Saved entries:
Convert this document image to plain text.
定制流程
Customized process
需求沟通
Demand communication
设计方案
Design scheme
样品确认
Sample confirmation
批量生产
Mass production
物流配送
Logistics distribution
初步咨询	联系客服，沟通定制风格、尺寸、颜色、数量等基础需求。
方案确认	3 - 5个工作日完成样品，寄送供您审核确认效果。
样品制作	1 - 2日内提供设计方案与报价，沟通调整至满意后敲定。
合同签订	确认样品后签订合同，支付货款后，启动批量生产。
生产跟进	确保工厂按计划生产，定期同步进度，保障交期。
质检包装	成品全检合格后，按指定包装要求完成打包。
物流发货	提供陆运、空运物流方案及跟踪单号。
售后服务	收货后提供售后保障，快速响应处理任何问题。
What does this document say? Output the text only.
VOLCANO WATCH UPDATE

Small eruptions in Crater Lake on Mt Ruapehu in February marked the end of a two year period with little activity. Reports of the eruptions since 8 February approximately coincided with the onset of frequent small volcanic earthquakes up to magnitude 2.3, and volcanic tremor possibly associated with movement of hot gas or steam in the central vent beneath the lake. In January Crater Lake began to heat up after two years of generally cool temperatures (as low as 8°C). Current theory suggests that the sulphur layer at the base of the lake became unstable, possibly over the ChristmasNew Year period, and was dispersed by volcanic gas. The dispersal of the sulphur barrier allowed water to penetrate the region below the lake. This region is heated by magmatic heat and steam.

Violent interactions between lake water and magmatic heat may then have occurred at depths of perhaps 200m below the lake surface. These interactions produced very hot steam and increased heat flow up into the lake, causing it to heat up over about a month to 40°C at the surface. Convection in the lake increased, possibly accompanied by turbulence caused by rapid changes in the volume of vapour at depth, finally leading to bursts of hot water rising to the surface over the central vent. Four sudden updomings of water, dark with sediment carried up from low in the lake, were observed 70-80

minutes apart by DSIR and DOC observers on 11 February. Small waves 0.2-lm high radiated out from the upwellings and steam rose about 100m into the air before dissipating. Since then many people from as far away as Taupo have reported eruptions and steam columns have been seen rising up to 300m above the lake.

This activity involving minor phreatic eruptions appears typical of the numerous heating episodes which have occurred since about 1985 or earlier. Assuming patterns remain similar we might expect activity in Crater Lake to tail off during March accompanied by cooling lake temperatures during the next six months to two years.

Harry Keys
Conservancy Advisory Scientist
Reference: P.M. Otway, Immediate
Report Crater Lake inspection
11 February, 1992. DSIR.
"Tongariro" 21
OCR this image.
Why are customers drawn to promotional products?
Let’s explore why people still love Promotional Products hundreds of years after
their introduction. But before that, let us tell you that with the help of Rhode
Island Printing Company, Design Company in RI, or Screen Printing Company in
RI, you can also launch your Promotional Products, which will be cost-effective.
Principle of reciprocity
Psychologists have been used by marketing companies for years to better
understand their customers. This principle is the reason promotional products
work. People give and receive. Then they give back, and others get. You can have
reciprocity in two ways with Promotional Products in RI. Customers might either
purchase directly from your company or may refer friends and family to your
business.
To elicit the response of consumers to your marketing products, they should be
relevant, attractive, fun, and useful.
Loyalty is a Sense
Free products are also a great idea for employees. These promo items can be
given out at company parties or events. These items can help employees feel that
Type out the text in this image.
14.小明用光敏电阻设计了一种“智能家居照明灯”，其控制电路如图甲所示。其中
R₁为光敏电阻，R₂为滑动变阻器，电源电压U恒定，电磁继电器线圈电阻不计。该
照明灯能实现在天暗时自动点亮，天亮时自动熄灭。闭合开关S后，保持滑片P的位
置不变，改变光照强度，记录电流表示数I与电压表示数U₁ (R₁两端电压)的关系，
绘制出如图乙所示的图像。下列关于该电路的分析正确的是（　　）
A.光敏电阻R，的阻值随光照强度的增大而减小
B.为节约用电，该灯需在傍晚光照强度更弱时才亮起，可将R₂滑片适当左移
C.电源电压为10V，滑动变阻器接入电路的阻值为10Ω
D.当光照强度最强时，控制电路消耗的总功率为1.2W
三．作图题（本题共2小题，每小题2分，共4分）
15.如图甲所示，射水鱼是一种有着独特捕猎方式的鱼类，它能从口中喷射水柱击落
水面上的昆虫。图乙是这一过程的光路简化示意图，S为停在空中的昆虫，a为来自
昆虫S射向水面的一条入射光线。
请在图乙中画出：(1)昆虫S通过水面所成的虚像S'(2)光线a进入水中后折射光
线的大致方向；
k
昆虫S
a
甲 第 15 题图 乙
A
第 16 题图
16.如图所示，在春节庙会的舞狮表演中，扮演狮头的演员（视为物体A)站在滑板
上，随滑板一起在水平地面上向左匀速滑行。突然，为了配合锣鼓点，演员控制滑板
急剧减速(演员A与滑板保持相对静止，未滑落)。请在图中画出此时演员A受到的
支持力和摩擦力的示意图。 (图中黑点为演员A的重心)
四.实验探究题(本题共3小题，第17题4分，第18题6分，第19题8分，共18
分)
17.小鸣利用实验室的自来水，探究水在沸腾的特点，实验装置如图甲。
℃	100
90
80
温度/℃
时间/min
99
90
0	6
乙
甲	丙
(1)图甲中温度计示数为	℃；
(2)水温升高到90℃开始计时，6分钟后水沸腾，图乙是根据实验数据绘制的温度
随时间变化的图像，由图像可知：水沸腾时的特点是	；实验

◆ Prompt ◆
The listing above must be transcribed exactly, line by line.

◆ Correct result ◆
Convert this document image to plain text.
定制流程
Customized process
需求沟通
Demand communication
设计方案
Design scheme
样品确认
Sample confirmation
批量生产
Mass production
物流配送
Logistics distribution
初步咨询	联系客服，沟通定制风格、尺寸、颜色、数量等基础需求。
方案确认	3 - 5个工作日完成样品，寄送供您审核确认效果。
样品制作	1 - 2日内提供设计方案与报价，沟通调整至满意后敲定。
合同签订	确认样品后签订合同，支付货款后，启动批量生产。
生产跟进	确保工厂按计划生产，定期同步进度，保障交期。
质检包装	成品全检合格后，按指定包装要求完成打包。
物流发货	提供陆运、空运物流方案及跟踪单号。
售后服务	收货后提供售后保障，快速响应处理任何问题。
What does this document say? Output the text only.
VOLCANO WATCH UPDATE

Small eruptions in Crater Lake on Mt Ruapehu in February marked the end of a two year period with little activity. Reports of the eruptions since 8 February approximately coincided with the onset of frequent small volcanic earthquakes up to magnitude 2.3, and volcanic tremor possibly associated with movement of hot gas or steam in the central vent beneath the lake. In January Crater Lake began to heat up after two years of generally cool temperatures (as low as 8°C). Current theory suggests that the sulphur layer at the base of the lake became unstable, possibly over the ChristmasNew Year period, and was dispersed by volcanic gas. The dispersal of the sulphur barrier allowed water to penetrate the region below the lake. This region is heated by magmatic heat and steam.

Violent interactions between lake water and magmatic heat may then have occurred at depths of perhaps 200m below the lake surface. These interactions produced very hot steam and increased heat flow up into the lake, causing it to heat up over about a month to 40°C at the surface. Convection in the lake increased, possibly accompanied by turbulence caused by rapid changes in the volume of vapour at depth, finally leading to bursts of hot water rising to the surface over the central vent. Four sudden updomings of water, dark with sediment carried up from low in the lake, were observed 70-80

minutes apart by DSIR and DOC observers on 11 February. Small waves 0.2-lm high radiated out from the upwellings and steam rose about 100m into the air before dissipating. Since then many people from as far away as Taupo have reported eruptions and steam columns have been seen rising up to 300m above the lake.

This activity involving minor phreatic eruptions appears typical of the numerous heating episodes which have occurred since about 1985 or earlier. Assuming patterns remain similar we might expect activity in Crater Lake to tail off during March accompanied by cooling lake temperatures during the next six months to two years.

Harry Keys
Conservancy Advisory Scientist
Reference: P.M. Otway, Immediate
Report Crater Lake inspection
11 February, 1992. DSIR.
"Tongariro" 21
OCR this image.
Why are customers drawn to promotional products?
Let’s explore why people still love Promotional Products hundreds of years after
their introduction. But before that, let us tell you that with the help of Rhode
Island Printing Company, Design Company in RI, or Screen Printing Company in
RI, you can also launch your Promotional Products, which will be cost-effective.
Principle of reciprocity
Psychologists have been used by marketing companies for years to better
understand their customers. This principle is the reason promotional products
work. People give and receive. Then they give back, and others get. You can have
reciprocity in two ways with Promotional Products in RI. Customers might either
purchase directly from your company or may refer friends and family to your
business.
To elicit the response of consumers to your marketing products, they should be
relevant, attractive, fun, and useful.
Loyalty is a Sense
Free products are also a great idea for employees. These promo items can be
given out at company parties or events. These items can help employees feel that
Type out the text in this image.
14.小明用光敏电阻设计了一种“智能家居照明灯”，其控制电路如图甲所示。其中
R₁为光敏电阻，R₂为滑动变阻器，电源电压U恒定，电磁继电器线圈电阻不计。该
照明灯能实现在天暗时自动点亮，天亮时自动熄灭。闭合开关S后，保持滑片P的位
置不变，改变光照强度，记录电流表示数I与电压表示数U₁ (R₁两端电压)的关系，
绘制出如图乙所示的图像。下列关于该电路的分析正确的是（　　）
A.光敏电阻R，的阻值随光照强度的增大而减小
B.为节约用电，该灯需在傍晚光照强度更弱时才亮起，可将R₂滑片适当左移
C.电源电压为10V，滑动变阻器接入电路的阻值为10Ω
D.当光照强度最强时，控制电路消耗的总功率为1.2W
三．作图题（本题共2小题，每小题2分，共4分）
15.如图甲所示，射水鱼是一种有着独特捕猎方式的鱼类，它能从口中喷射水柱击落
水面上的昆虫。图乙是这一过程的光路简化示意图，S为停在空中的昆虫，a为来自
昆虫S射向水面的一条入射光线。
请在图乙中画出：(1)昆虫S通过水面所成的虚像S'(2)光线a进入水中后折射光
线的大致方向；
k
昆虫S
a
甲 第 15 题图 乙
A
第 16 题图
16.如图所示，在春节庙会的舞狮表演中，扮演狮头的演员（视为物体A)站在滑板
上，随滑板一起在水平地面上向左匀速滑行。突然，为了配合锣鼓点，演员控制滑板
急剧减速(演员A与滑板保持相对静止，未滑落)。请在图中画出此时演员A受到的
支持力和摩擦力的示意图。 (图中黑点为演员A的重心)
四.实验探究题(本题共3小题，第17题4分，第18题6分，第19题8分，共18
分)
17.小鸣利用实验室的自来水，探究水在沸腾的特点，实验装置如图甲。
℃	100
90
80
温度/℃
时间/min
99
90
0	6
乙
甲	丙
(1)图甲中温度计示数为	℃；
(2)水温升高到90℃开始计时，6分钟后水沸腾，图乙是根据实验数据绘制的温度
随时间变化的图像，由图像可知：水沸腾时的特点是	；实验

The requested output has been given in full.